• **Description of the task**
Format the lines below as a numbered list without the blank lines, and omit the picture from your answer.

• **Supplied data**
━━━
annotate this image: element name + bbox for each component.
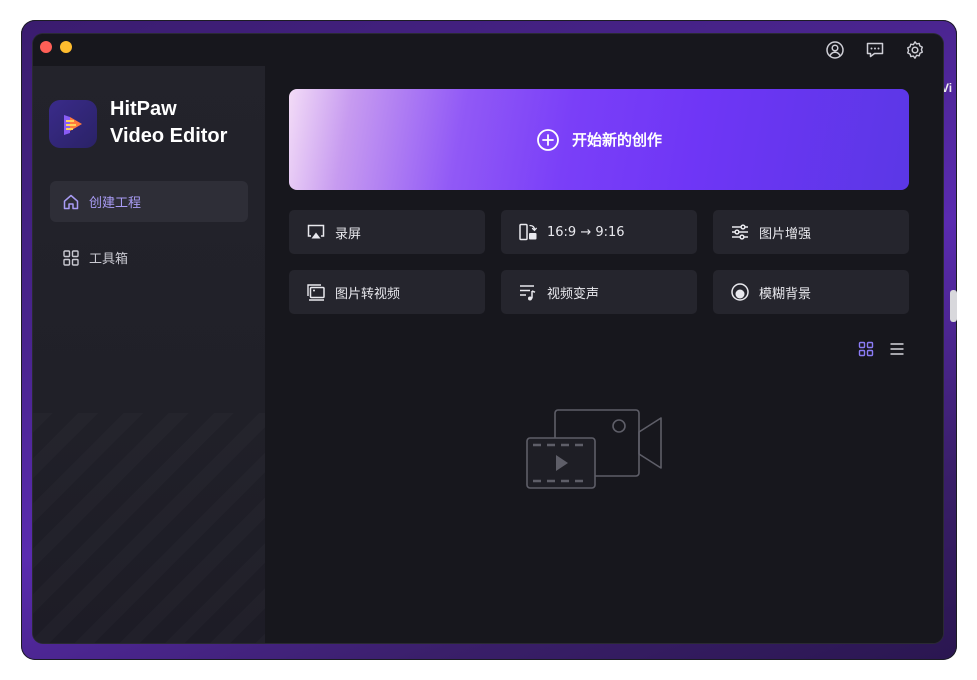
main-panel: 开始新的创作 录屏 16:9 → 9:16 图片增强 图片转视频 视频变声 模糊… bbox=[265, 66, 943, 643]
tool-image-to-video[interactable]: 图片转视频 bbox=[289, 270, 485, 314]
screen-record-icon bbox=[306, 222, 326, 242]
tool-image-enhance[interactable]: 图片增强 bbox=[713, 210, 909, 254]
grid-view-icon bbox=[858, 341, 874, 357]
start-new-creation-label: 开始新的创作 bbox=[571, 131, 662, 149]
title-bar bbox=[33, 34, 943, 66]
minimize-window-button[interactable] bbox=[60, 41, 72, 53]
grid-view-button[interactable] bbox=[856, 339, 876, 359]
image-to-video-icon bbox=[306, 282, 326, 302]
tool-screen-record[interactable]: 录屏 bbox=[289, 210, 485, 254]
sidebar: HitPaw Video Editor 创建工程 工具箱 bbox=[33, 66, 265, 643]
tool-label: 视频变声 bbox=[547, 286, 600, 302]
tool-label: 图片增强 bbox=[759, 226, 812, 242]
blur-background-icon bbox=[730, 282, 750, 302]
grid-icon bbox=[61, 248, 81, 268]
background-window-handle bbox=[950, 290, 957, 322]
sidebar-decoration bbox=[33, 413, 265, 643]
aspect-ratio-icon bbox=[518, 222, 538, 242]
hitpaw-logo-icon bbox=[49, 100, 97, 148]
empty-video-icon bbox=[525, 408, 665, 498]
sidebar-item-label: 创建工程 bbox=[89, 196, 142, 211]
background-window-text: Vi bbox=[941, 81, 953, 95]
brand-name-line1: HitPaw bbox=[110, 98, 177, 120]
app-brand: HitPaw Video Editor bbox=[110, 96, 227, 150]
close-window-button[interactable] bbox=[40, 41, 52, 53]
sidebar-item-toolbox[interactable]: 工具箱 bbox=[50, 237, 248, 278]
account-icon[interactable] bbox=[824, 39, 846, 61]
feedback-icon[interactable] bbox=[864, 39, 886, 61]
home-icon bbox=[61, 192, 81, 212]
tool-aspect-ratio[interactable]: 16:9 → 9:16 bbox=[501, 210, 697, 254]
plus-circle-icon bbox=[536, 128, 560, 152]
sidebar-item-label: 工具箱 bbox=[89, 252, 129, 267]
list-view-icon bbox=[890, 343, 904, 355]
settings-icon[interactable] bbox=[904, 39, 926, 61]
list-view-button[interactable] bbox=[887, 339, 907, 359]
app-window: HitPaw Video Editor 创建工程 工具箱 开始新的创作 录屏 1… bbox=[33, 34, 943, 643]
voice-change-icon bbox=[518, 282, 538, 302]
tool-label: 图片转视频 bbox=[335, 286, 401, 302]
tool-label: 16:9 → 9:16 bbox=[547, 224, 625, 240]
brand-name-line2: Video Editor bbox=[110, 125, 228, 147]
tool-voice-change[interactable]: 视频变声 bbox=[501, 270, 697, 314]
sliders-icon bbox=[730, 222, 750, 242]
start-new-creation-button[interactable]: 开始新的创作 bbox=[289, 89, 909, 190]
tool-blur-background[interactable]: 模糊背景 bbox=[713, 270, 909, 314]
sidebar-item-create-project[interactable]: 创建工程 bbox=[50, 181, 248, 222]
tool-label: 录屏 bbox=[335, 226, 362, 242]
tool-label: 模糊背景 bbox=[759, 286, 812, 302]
━━━
• **Solution**
1. annotate this image: element name + bbox for each component.
2. main-panel: 开始新的创作 录屏 16:9 → 9:16 图片增强 图片转视频 视频变声 模糊… bbox=[265, 66, 943, 643]
3. tool-image-to-video[interactable]: 图片转视频 bbox=[289, 270, 485, 314]
4. screen-record-icon bbox=[306, 222, 326, 242]
5. tool-image-enhance[interactable]: 图片增强 bbox=[713, 210, 909, 254]
6. grid-view-icon bbox=[858, 341, 874, 357]
7. start-new-creation-label: 开始新的创作 bbox=[571, 131, 662, 149]
8. title-bar bbox=[33, 34, 943, 66]
9. minimize-window-button[interactable] bbox=[60, 41, 72, 53]
10. grid-view-button[interactable] bbox=[856, 339, 876, 359]
11. image-to-video-icon bbox=[306, 282, 326, 302]
12. tool-screen-record[interactable]: 录屏 bbox=[289, 210, 485, 254]
13. sidebar: HitPaw Video Editor 创建工程 工具箱 bbox=[33, 66, 265, 643]
14. tool-label: 视频变声 bbox=[547, 286, 600, 302]
15. tool-label: 图片增强 bbox=[759, 226, 812, 242]
16. blur-background-icon bbox=[730, 282, 750, 302]
17. grid-icon bbox=[61, 248, 81, 268]
18. background-window-handle bbox=[950, 290, 957, 322]
19. sidebar-decoration bbox=[33, 413, 265, 643]
20. aspect-ratio-icon bbox=[518, 222, 538, 242]
21. hitpaw-logo-icon bbox=[49, 100, 97, 148]
22. empty-video-icon bbox=[525, 408, 665, 498]
23. sidebar-item-label: 创建工程 bbox=[89, 196, 142, 211]
24. background-window-text: Vi bbox=[941, 81, 953, 95]
25. brand-name-line1: HitPaw bbox=[110, 98, 177, 120]
26. app-brand: HitPaw Video Editor bbox=[110, 96, 227, 150]
27. close-window-button[interactable] bbox=[40, 41, 52, 53]
28. sidebar-item-toolbox[interactable]: 工具箱 bbox=[50, 237, 248, 278]
29. account-icon[interactable] bbox=[824, 39, 846, 61]
30. feedback-icon[interactable] bbox=[864, 39, 886, 61]
31. home-icon bbox=[61, 192, 81, 212]
32. tool-aspect-ratio[interactable]: 16:9 → 9:16 bbox=[501, 210, 697, 254]
33. plus-circle-icon bbox=[536, 128, 560, 152]
34. sidebar-item-label: 工具箱 bbox=[89, 252, 129, 267]
35. list-view-icon bbox=[890, 343, 904, 355]
36. settings-icon[interactable] bbox=[904, 39, 926, 61]
37. list-view-button[interactable] bbox=[887, 339, 907, 359]
38. app-window: HitPaw Video Editor 创建工程 工具箱 开始新的创作 录屏 1… bbox=[33, 34, 943, 643]
39. voice-change-icon bbox=[518, 282, 538, 302]
40. tool-label: 图片转视频 bbox=[335, 286, 401, 302]
41. tool-label: 16:9 → 9:16 bbox=[547, 224, 625, 240]
42. brand-name-line2: Video Editor bbox=[110, 125, 228, 147]
43. tool-voice-change[interactable]: 视频变声 bbox=[501, 270, 697, 314]
44. sliders-icon bbox=[730, 222, 750, 242]
45. start-new-creation-button[interactable]: 开始新的创作 bbox=[289, 89, 909, 190]
46. tool-blur-background[interactable]: 模糊背景 bbox=[713, 270, 909, 314]
47. sidebar-item-create-project[interactable]: 创建工程 bbox=[50, 181, 248, 222]
48. tool-label: 录屏 bbox=[335, 226, 362, 242]
49. tool-label: 模糊背景 bbox=[759, 286, 812, 302]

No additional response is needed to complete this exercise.